# [TRY IT]
What number of lines in the entries hold the string "Velvet"? Answer with it alone.

Transcript entries for document pages

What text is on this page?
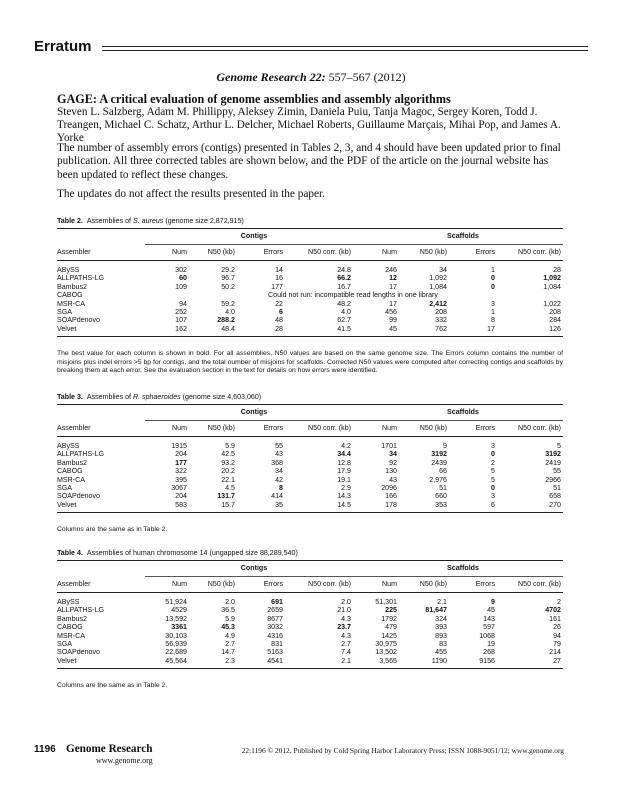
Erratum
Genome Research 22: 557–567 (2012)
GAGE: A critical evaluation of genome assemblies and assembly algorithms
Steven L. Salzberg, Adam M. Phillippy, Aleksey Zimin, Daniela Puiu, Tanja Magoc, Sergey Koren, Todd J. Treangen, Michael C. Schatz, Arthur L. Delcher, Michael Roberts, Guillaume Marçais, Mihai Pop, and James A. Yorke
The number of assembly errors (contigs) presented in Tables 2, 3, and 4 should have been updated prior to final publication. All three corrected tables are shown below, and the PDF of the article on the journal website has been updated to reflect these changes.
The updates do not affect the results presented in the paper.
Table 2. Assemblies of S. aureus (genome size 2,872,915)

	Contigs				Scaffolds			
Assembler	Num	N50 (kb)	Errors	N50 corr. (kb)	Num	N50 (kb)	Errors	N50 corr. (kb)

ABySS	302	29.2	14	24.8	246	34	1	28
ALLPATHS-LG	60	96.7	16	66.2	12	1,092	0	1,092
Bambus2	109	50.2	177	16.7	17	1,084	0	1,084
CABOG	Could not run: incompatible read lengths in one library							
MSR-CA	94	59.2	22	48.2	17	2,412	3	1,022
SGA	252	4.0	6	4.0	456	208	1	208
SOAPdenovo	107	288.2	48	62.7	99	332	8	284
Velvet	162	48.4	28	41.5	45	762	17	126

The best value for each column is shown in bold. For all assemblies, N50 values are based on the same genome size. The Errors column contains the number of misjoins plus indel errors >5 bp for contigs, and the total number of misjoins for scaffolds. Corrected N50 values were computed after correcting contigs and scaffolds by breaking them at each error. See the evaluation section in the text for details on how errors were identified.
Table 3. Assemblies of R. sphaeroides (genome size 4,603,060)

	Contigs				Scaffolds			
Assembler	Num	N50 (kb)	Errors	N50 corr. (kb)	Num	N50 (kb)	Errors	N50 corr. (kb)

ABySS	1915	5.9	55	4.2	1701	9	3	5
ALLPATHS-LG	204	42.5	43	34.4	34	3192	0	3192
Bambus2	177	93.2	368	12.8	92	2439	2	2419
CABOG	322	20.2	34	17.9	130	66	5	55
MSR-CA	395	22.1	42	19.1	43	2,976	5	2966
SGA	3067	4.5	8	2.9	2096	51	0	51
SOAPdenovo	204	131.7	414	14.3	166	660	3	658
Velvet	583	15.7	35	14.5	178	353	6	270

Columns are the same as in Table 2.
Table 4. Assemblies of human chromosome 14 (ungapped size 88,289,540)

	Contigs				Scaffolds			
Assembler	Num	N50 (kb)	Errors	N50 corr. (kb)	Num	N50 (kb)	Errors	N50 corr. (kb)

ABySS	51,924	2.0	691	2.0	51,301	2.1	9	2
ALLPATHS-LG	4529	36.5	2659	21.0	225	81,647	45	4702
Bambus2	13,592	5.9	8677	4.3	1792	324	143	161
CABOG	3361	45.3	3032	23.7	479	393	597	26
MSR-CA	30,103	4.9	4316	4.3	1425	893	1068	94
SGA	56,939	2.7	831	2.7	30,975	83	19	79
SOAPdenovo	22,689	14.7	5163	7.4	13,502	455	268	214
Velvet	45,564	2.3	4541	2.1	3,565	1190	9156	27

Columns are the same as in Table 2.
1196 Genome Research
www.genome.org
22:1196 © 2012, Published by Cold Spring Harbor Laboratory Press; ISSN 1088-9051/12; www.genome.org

# [RESPONSE AREA]
3